> _REQUIREMENTS_
Reproduce exactly the lines beginning with the line that contains "Extract the structured" and ending at the final line of the material below.

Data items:
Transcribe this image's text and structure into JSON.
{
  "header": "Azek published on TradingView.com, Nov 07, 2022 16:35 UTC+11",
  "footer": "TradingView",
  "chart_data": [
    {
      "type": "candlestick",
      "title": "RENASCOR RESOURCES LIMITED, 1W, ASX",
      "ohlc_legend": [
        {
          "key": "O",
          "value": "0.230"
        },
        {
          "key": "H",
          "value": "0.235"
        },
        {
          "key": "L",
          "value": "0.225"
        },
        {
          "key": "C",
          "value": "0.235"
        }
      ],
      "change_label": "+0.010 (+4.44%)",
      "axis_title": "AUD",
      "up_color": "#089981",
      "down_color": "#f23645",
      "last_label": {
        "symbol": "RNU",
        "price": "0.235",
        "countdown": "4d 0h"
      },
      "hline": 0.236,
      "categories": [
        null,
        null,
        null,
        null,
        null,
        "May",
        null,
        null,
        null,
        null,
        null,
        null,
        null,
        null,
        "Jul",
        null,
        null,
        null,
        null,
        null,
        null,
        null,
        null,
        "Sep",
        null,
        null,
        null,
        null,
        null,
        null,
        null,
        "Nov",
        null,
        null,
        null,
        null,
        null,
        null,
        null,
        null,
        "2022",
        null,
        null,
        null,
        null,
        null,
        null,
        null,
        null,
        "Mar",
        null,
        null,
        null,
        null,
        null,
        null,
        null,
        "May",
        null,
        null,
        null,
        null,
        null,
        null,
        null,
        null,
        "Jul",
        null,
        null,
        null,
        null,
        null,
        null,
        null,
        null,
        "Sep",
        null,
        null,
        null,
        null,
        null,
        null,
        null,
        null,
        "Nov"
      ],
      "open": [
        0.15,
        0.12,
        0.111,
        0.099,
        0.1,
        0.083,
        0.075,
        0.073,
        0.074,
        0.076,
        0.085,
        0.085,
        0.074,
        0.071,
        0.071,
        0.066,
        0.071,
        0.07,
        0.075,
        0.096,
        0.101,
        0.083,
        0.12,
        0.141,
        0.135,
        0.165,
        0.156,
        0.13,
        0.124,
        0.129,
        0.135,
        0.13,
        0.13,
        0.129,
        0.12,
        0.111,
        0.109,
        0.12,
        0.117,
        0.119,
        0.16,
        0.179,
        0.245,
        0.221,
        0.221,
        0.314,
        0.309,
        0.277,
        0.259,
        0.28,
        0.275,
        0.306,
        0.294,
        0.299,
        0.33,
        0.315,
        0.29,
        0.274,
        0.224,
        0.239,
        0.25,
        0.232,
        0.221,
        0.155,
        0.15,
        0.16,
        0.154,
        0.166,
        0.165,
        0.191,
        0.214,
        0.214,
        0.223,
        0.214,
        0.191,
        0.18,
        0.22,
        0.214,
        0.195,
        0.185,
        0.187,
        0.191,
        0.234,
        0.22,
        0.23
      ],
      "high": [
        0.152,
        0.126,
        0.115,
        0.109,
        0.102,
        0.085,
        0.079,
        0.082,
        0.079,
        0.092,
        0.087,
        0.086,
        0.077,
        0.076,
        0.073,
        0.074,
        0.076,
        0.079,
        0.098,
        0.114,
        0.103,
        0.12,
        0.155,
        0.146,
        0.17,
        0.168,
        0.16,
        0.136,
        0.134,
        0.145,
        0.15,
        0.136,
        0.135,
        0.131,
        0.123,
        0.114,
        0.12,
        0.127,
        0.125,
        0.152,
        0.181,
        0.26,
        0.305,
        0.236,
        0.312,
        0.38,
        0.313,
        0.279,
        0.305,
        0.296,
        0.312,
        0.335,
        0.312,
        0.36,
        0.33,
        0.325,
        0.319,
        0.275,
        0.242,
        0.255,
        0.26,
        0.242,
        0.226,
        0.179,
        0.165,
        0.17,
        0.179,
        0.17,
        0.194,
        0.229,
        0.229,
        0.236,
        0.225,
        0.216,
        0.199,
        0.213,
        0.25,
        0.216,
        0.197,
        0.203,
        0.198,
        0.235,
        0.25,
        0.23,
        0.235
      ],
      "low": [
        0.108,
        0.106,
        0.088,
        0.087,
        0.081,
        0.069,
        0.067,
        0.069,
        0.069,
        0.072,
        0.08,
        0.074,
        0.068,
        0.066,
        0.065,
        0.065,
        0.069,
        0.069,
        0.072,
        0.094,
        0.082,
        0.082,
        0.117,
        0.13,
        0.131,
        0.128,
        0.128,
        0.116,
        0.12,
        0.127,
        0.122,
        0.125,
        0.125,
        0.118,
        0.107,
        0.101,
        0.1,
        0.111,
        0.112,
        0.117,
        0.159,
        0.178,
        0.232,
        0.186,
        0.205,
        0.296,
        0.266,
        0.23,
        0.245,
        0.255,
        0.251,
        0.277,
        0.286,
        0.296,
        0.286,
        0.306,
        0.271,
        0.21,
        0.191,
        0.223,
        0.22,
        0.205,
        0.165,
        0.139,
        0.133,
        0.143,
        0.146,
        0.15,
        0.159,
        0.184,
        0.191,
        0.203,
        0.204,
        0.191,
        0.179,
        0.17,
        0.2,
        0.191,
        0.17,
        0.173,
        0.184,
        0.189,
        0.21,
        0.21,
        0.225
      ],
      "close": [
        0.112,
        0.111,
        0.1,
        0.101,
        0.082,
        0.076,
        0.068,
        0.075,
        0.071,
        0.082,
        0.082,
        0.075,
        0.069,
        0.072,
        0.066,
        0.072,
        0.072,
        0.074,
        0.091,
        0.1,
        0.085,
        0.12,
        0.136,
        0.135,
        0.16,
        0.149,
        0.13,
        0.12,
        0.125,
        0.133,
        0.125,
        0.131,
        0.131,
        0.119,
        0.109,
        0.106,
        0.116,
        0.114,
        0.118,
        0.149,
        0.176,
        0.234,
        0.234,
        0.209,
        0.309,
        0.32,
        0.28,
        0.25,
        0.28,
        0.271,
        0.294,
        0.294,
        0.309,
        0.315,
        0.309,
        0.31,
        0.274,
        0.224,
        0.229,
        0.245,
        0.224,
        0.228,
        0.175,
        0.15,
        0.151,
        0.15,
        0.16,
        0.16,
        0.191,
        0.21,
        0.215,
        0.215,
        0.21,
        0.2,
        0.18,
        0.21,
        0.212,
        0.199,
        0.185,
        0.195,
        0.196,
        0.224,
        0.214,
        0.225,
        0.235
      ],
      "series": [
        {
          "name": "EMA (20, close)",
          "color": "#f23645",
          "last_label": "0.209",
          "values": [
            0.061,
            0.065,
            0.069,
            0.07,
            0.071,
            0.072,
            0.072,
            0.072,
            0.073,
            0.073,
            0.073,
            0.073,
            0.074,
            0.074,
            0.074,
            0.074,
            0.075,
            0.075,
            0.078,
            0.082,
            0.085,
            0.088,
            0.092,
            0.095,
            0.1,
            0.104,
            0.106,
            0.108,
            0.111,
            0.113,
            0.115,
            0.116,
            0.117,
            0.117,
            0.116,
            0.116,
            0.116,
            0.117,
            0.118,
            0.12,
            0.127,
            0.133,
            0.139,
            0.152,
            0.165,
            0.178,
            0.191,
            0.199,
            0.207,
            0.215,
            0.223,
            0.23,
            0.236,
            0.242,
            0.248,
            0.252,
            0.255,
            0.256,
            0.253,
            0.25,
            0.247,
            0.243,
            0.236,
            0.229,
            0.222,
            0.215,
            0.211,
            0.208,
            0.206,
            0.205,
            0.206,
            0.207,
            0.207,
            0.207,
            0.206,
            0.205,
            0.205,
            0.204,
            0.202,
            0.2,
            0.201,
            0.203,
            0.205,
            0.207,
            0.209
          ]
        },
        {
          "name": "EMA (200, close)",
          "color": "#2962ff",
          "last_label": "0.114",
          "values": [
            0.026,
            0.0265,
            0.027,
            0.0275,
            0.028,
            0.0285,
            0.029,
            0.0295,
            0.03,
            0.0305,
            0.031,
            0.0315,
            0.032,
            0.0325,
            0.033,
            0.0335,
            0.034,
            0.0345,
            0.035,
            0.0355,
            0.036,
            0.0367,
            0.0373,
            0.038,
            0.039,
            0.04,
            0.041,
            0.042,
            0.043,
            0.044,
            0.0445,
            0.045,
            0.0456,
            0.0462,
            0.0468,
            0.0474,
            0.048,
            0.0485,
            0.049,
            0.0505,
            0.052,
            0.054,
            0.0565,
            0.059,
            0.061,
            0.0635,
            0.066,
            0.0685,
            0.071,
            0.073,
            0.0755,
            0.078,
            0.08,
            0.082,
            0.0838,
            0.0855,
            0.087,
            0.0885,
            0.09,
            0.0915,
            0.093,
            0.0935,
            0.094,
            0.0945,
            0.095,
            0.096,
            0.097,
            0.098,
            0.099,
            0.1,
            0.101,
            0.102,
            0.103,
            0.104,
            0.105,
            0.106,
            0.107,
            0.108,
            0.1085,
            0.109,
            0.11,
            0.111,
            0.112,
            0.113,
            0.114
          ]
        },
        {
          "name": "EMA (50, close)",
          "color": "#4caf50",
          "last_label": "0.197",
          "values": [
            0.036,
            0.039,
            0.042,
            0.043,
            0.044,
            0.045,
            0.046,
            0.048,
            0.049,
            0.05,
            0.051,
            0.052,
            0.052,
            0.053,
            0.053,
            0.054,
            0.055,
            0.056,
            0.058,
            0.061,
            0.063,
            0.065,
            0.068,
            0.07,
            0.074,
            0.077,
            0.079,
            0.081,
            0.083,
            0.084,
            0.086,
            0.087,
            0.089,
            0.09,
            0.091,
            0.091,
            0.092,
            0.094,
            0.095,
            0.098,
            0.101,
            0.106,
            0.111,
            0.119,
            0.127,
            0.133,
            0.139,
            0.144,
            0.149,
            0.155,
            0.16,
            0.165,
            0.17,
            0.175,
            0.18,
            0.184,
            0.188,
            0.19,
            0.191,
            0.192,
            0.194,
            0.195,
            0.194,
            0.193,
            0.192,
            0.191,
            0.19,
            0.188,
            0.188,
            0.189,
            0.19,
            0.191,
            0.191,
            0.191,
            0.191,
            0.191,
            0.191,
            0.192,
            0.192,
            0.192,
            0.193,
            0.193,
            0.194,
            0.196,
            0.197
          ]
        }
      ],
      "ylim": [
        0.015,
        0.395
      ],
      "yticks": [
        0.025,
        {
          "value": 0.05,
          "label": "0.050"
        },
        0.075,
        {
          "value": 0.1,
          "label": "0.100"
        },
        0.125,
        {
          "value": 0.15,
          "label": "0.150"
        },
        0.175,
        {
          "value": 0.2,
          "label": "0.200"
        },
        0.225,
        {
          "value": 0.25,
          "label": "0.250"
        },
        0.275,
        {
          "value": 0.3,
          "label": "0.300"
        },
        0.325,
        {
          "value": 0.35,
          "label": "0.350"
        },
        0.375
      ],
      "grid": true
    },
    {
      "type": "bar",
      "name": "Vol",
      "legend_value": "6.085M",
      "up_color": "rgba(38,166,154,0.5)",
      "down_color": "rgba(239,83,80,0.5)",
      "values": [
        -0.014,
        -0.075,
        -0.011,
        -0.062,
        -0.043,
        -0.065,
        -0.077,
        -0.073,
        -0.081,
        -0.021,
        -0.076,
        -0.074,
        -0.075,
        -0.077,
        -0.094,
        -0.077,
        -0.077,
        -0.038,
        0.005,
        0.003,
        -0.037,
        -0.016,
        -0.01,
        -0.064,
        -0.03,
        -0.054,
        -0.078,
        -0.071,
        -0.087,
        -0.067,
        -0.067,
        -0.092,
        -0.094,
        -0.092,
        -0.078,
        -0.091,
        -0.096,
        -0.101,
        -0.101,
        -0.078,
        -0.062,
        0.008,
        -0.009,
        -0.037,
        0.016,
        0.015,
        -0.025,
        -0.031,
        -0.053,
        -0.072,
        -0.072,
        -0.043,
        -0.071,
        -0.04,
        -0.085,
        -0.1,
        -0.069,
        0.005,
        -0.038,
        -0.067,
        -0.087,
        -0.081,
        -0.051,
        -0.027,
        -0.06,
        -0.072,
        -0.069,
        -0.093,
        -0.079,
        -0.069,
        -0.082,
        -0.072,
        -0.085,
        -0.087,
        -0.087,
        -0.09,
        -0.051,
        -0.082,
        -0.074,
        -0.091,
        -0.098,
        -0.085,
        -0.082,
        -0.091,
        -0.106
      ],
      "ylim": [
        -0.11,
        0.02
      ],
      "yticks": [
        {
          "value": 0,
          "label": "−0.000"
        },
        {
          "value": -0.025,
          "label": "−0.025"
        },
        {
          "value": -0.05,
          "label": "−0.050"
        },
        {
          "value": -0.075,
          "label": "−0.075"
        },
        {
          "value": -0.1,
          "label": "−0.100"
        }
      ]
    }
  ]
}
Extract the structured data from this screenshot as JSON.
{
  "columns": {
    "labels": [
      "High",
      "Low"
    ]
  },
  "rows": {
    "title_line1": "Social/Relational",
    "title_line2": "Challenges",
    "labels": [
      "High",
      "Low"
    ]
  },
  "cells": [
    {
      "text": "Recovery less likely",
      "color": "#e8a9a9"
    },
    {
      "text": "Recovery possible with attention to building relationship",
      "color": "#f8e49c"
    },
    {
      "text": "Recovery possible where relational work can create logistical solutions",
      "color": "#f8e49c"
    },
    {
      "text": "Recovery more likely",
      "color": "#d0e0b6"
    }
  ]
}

> _SOLUTION TO THE EXERCISE_
Extract the structured data from this screenshot as JSON.
{
  "columns": {
    "labels": [
      "High",
      "Low"
    ]
  },
  "rows": {
    "title_line1": "Social/Relational",
    "title_line2": "Challenges",
    "labels": [
      "High",
      "Low"
    ]
  },
  "cells": [
    {
      "text": "Recovery less likely",
      "color": "#e8a9a9"
    },
    {
      "text": "Recovery possible with attention to building relationship",
      "color": "#f8e49c"
    },
    {
      "text": "Recovery possible where relational work can create logistical solutions",
      "color": "#f8e49c"
    },
    {
      "text": "Recovery more likely",
      "color": "#d0e0b6"
    }
  ]
}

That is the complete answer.